** START **
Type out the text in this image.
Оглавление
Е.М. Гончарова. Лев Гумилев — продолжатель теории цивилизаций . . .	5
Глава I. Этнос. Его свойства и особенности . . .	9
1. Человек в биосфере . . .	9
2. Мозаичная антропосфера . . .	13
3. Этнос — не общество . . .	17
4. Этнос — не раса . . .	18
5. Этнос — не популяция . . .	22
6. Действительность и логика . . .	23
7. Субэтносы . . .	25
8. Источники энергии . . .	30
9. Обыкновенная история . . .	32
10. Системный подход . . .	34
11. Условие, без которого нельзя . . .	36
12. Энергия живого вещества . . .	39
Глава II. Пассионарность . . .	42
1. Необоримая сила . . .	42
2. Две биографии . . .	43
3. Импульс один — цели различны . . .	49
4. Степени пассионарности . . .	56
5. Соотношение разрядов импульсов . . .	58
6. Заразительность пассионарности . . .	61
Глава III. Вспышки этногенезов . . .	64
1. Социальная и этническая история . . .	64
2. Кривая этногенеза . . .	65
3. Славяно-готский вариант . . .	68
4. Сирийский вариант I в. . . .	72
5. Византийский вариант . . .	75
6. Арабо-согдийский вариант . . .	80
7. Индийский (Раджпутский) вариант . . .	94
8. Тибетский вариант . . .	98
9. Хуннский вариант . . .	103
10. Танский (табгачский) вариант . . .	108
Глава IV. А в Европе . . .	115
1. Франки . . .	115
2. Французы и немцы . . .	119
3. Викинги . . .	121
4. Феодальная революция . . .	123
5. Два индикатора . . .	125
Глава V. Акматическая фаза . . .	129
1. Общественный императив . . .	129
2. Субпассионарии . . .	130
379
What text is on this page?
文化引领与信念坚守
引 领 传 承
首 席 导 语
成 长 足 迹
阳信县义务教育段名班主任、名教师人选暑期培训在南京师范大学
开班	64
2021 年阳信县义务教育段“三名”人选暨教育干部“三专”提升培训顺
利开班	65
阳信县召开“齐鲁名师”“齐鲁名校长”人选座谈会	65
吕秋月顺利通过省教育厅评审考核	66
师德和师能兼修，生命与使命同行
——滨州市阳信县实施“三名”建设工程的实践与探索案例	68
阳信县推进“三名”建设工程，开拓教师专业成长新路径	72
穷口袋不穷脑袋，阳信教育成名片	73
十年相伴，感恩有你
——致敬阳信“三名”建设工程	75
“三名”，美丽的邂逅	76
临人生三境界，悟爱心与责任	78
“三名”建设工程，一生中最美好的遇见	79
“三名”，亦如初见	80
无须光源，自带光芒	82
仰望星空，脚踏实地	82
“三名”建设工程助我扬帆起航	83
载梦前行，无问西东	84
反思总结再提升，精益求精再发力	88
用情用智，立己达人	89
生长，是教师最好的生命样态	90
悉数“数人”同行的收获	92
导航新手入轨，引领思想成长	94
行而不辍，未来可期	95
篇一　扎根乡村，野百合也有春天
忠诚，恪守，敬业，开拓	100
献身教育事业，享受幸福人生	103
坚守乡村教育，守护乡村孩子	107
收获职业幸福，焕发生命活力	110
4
** END **
» WORK TO COMPLETE:
Write down the full listing again, exactly.

» SOLUTION FOR THIS TASK:
Type out the text in this image.
Оглавление
Е.М. Гончарова. Лев Гумилев — продолжатель теории цивилизаций . . .	5
Глава I. Этнос. Его свойства и особенности . . .	9
1. Человек в биосфере . . .	9
2. Мозаичная антропосфера . . .	13
3. Этнос — не общество . . .	17
4. Этнос — не раса . . .	18
5. Этнос — не популяция . . .	22
6. Действительность и логика . . .	23
7. Субэтносы . . .	25
8. Источники энергии . . .	30
9. Обыкновенная история . . .	32
10. Системный подход . . .	34
11. Условие, без которого нельзя . . .	36
12. Энергия живого вещества . . .	39
Глава II. Пассионарность . . .	42
1. Необоримая сила . . .	42
2. Две биографии . . .	43
3. Импульс один — цели различны . . .	49
4. Степени пассионарности . . .	56
5. Соотношение разрядов импульсов . . .	58
6. Заразительность пассионарности . . .	61
Глава III. Вспышки этногенезов . . .	64
1. Социальная и этническая история . . .	64
2. Кривая этногенеза . . .	65
3. Славяно-готский вариант . . .	68
4. Сирийский вариант I в. . . .	72
5. Византийский вариант . . .	75
6. Арабо-согдийский вариант . . .	80
7. Индийский (Раджпутский) вариант . . .	94
8. Тибетский вариант . . .	98
9. Хуннский вариант . . .	103
10. Танский (табгачский) вариант . . .	108
Глава IV. А в Европе . . .	115
1. Франки . . .	115
2. Французы и немцы . . .	119
3. Викинги . . .	121
4. Феодальная революция . . .	123
5. Два индикатора . . .	125
Глава V. Акматическая фаза . . .	129
1. Общественный императив . . .	129
2. Субпассионарии . . .	130
379
What text is on this page?
文化引领与信念坚守
引 领 传 承
首 席 导 语
成 长 足 迹
阳信县义务教育段名班主任、名教师人选暑期培训在南京师范大学
开班	64
2021 年阳信县义务教育段“三名”人选暨教育干部“三专”提升培训顺
利开班	65
阳信县召开“齐鲁名师”“齐鲁名校长”人选座谈会	65
吕秋月顺利通过省教育厅评审考核	66
师德和师能兼修，生命与使命同行
——滨州市阳信县实施“三名”建设工程的实践与探索案例	68
阳信县推进“三名”建设工程，开拓教师专业成长新路径	72
穷口袋不穷脑袋，阳信教育成名片	73
十年相伴，感恩有你
——致敬阳信“三名”建设工程	75
“三名”，美丽的邂逅	76
临人生三境界，悟爱心与责任	78
“三名”建设工程，一生中最美好的遇见	79
“三名”，亦如初见	80
无须光源，自带光芒	82
仰望星空，脚踏实地	82
“三名”建设工程助我扬帆起航	83
载梦前行，无问西东	84
反思总结再提升，精益求精再发力	88
用情用智，立己达人	89
生长，是教师最好的生命样态	90
悉数“数人”同行的收获	92
导航新手入轨，引领思想成长	94
行而不辍，未来可期	95
篇一　扎根乡村，野百合也有春天
忠诚，恪守，敬业，开拓	100
献身教育事业，享受幸福人生	103
坚守乡村教育，守护乡村孩子	107
收获职业幸福，焕发生命活力	110
4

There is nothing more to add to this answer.